___ Data for this task

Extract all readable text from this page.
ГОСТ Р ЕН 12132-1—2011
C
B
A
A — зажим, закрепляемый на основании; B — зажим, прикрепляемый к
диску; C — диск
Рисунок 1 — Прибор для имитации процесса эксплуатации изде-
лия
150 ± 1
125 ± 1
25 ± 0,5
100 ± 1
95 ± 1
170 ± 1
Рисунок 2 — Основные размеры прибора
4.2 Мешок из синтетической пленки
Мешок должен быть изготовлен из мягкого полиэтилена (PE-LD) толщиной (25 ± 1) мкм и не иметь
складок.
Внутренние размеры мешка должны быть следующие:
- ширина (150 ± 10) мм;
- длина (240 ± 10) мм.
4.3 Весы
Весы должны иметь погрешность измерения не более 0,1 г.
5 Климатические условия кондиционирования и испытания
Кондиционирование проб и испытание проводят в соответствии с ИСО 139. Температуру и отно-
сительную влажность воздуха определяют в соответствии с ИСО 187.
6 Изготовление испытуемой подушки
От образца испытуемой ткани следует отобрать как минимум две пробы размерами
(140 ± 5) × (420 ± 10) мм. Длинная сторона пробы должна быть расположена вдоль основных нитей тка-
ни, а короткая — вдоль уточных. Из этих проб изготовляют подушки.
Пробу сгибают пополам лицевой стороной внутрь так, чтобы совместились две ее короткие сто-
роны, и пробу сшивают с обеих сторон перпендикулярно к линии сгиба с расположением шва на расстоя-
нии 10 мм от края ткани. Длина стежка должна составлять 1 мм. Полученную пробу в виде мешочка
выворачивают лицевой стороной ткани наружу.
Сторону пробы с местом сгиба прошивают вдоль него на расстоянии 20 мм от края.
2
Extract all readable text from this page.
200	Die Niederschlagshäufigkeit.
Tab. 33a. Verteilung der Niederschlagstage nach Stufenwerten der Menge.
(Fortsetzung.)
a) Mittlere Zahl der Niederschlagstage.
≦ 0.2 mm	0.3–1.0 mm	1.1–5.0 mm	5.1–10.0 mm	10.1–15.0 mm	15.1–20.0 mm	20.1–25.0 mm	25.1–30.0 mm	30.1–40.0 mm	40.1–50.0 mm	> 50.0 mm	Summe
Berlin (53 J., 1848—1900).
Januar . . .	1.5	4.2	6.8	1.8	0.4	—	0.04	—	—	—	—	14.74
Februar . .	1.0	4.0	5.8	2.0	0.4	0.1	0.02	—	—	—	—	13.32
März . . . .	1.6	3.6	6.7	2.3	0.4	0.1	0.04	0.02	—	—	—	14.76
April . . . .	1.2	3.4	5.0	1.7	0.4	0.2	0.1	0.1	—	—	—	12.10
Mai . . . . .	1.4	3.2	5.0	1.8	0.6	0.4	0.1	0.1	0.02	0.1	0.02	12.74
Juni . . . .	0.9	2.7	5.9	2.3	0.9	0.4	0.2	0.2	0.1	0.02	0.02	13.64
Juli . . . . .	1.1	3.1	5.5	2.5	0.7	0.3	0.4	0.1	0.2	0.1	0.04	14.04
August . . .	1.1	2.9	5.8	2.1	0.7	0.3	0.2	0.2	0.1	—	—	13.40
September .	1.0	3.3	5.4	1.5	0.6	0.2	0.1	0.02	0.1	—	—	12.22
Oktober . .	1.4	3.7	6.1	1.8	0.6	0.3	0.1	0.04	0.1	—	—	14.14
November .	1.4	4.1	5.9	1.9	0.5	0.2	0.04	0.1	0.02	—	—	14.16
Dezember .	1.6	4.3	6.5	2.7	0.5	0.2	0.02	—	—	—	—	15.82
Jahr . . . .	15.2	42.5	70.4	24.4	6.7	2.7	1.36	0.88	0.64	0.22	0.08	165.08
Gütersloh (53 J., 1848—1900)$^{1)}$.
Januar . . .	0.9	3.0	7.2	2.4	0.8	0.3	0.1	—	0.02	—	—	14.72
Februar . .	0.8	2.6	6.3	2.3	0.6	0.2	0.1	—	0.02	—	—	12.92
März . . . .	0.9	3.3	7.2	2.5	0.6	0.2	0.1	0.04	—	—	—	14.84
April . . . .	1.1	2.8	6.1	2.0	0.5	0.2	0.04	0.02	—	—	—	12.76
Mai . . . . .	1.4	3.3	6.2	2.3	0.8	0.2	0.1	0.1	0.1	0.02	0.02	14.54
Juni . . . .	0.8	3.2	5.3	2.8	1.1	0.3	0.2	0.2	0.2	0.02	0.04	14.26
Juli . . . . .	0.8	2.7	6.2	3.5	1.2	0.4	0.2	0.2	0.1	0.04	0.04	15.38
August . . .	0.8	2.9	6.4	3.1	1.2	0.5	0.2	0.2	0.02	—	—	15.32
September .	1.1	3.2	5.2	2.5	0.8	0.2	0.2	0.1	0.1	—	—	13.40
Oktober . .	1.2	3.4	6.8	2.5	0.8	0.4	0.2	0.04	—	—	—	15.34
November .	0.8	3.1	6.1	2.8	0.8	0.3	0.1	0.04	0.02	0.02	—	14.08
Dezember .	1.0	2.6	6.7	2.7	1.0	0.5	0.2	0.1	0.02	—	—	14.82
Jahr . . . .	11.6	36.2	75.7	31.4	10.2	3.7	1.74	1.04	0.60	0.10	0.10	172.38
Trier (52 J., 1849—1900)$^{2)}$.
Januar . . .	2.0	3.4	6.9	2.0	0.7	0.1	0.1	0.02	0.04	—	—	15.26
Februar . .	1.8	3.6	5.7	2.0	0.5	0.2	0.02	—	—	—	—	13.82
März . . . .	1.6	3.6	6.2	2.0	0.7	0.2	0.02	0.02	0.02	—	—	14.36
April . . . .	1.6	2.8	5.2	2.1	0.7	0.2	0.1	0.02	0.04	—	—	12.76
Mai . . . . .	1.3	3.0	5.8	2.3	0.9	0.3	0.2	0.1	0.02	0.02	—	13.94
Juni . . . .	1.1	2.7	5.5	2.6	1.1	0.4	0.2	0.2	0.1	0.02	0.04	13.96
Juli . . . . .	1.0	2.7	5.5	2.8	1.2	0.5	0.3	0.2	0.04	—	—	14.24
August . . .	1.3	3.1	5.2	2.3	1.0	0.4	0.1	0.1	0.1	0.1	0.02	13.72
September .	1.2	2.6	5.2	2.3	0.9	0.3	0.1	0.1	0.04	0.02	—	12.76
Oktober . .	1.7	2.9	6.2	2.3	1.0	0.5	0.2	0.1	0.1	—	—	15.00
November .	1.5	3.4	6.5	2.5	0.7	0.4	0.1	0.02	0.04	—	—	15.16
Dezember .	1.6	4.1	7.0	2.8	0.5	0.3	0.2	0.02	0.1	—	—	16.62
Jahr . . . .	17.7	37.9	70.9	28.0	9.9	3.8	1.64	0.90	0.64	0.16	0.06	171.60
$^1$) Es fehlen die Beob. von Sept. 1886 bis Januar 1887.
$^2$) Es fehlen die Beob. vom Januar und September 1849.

______

## Request
Write out every line of the material again, exactly as it reads.

## Task solution
Extract all readable text from this page.
ГОСТ Р ЕН 12132-1—2011
C
B
A
A — зажим, закрепляемый на основании; B — зажим, прикрепляемый к
диску; C — диск
Рисунок 1 — Прибор для имитации процесса эксплуатации изде-
лия
150 ± 1
125 ± 1
25 ± 0,5
100 ± 1
95 ± 1
170 ± 1
Рисунок 2 — Основные размеры прибора
4.2 Мешок из синтетической пленки
Мешок должен быть изготовлен из мягкого полиэтилена (PE-LD) толщиной (25 ± 1) мкм и не иметь
складок.
Внутренние размеры мешка должны быть следующие:
- ширина (150 ± 10) мм;
- длина (240 ± 10) мм.
4.3 Весы
Весы должны иметь погрешность измерения не более 0,1 г.
5 Климатические условия кондиционирования и испытания
Кондиционирование проб и испытание проводят в соответствии с ИСО 139. Температуру и отно-
сительную влажность воздуха определяют в соответствии с ИСО 187.
6 Изготовление испытуемой подушки
От образца испытуемой ткани следует отобрать как минимум две пробы размерами
(140 ± 5) × (420 ± 10) мм. Длинная сторона пробы должна быть расположена вдоль основных нитей тка-
ни, а короткая — вдоль уточных. Из этих проб изготовляют подушки.
Пробу сгибают пополам лицевой стороной внутрь так, чтобы совместились две ее короткие сто-
роны, и пробу сшивают с обеих сторон перпендикулярно к линии сгиба с расположением шва на расстоя-
нии 10 мм от края ткани. Длина стежка должна составлять 1 мм. Полученную пробу в виде мешочка
выворачивают лицевой стороной ткани наружу.
Сторону пробы с местом сгиба прошивают вдоль него на расстоянии 20 мм от края.
2
Extract all readable text from this page.
200	Die Niederschlagshäufigkeit.
Tab. 33a. Verteilung der Niederschlagstage nach Stufenwerten der Menge.
(Fortsetzung.)
a) Mittlere Zahl der Niederschlagstage.
≦ 0.2 mm	0.3–1.0 mm	1.1–5.0 mm	5.1–10.0 mm	10.1–15.0 mm	15.1–20.0 mm	20.1–25.0 mm	25.1–30.0 mm	30.1–40.0 mm	40.1–50.0 mm	> 50.0 mm	Summe
Berlin (53 J., 1848—1900).
Januar . . .	1.5	4.2	6.8	1.8	0.4	—	0.04	—	—	—	—	14.74
Februar . .	1.0	4.0	5.8	2.0	0.4	0.1	0.02	—	—	—	—	13.32
März . . . .	1.6	3.6	6.7	2.3	0.4	0.1	0.04	0.02	—	—	—	14.76
April . . . .	1.2	3.4	5.0	1.7	0.4	0.2	0.1	0.1	—	—	—	12.10
Mai . . . . .	1.4	3.2	5.0	1.8	0.6	0.4	0.1	0.1	0.02	0.1	0.02	12.74
Juni . . . .	0.9	2.7	5.9	2.3	0.9	0.4	0.2	0.2	0.1	0.02	0.02	13.64
Juli . . . . .	1.1	3.1	5.5	2.5	0.7	0.3	0.4	0.1	0.2	0.1	0.04	14.04
August . . .	1.1	2.9	5.8	2.1	0.7	0.3	0.2	0.2	0.1	—	—	13.40
September .	1.0	3.3	5.4	1.5	0.6	0.2	0.1	0.02	0.1	—	—	12.22
Oktober . .	1.4	3.7	6.1	1.8	0.6	0.3	0.1	0.04	0.1	—	—	14.14
November .	1.4	4.1	5.9	1.9	0.5	0.2	0.04	0.1	0.02	—	—	14.16
Dezember .	1.6	4.3	6.5	2.7	0.5	0.2	0.02	—	—	—	—	15.82
Jahr . . . .	15.2	42.5	70.4	24.4	6.7	2.7	1.36	0.88	0.64	0.22	0.08	165.08
Gütersloh (53 J., 1848—1900)$^{1)}$.
Januar . . .	0.9	3.0	7.2	2.4	0.8	0.3	0.1	—	0.02	—	—	14.72
Februar . .	0.8	2.6	6.3	2.3	0.6	0.2	0.1	—	0.02	—	—	12.92
März . . . .	0.9	3.3	7.2	2.5	0.6	0.2	0.1	0.04	—	—	—	14.84
April . . . .	1.1	2.8	6.1	2.0	0.5	0.2	0.04	0.02	—	—	—	12.76
Mai . . . . .	1.4	3.3	6.2	2.3	0.8	0.2	0.1	0.1	0.1	0.02	0.02	14.54
Juni . . . .	0.8	3.2	5.3	2.8	1.1	0.3	0.2	0.2	0.2	0.02	0.04	14.26
Juli . . . . .	0.8	2.7	6.2	3.5	1.2	0.4	0.2	0.2	0.1	0.04	0.04	15.38
August . . .	0.8	2.9	6.4	3.1	1.2	0.5	0.2	0.2	0.02	—	—	15.32
September .	1.1	3.2	5.2	2.5	0.8	0.2	0.2	0.1	0.1	—	—	13.40
Oktober . .	1.2	3.4	6.8	2.5	0.8	0.4	0.2	0.04	—	—	—	15.34
November .	0.8	3.1	6.1	2.8	0.8	0.3	0.1	0.04	0.02	0.02	—	14.08
Dezember .	1.0	2.6	6.7	2.7	1.0	0.5	0.2	0.1	0.02	—	—	14.82
Jahr . . . .	11.6	36.2	75.7	31.4	10.2	3.7	1.74	1.04	0.60	0.10	0.10	172.38
Trier (52 J., 1849—1900)$^{2)}$.
Januar . . .	2.0	3.4	6.9	2.0	0.7	0.1	0.1	0.02	0.04	—	—	15.26
Februar . .	1.8	3.6	5.7	2.0	0.5	0.2	0.02	—	—	—	—	13.82
März . . . .	1.6	3.6	6.2	2.0	0.7	0.2	0.02	0.02	0.02	—	—	14.36
April . . . .	1.6	2.8	5.2	2.1	0.7	0.2	0.1	0.02	0.04	—	—	12.76
Mai . . . . .	1.3	3.0	5.8	2.3	0.9	0.3	0.2	0.1	0.02	0.02	—	13.94
Juni . . . .	1.1	2.7	5.5	2.6	1.1	0.4	0.2	0.2	0.1	0.02	0.04	13.96
Juli . . . . .	1.0	2.7	5.5	2.8	1.2	0.5	0.3	0.2	0.04	—	—	14.24
August . . .	1.3	3.1	5.2	2.3	1.0	0.4	0.1	0.1	0.1	0.1	0.02	13.72
September .	1.2	2.6	5.2	2.3	0.9	0.3	0.1	0.1	0.04	0.02	—	12.76
Oktober . .	1.7	2.9	6.2	2.3	1.0	0.5	0.2	0.1	0.1	—	—	15.00
November .	1.5	3.4	6.5	2.5	0.7	0.4	0.1	0.02	0.04	—	—	15.16
Dezember .	1.6	4.1	7.0	2.8	0.5	0.3	0.2	0.02	0.1	—	—	16.62
Jahr . . . .	17.7	37.9	70.9	28.0	9.9	3.8	1.64	0.90	0.64	0.16	0.06	171.60
$^1$) Es fehlen die Beob. von Sept. 1886 bis Januar 1887.
$^2$) Es fehlen die Beob. vom Januar und September 1849.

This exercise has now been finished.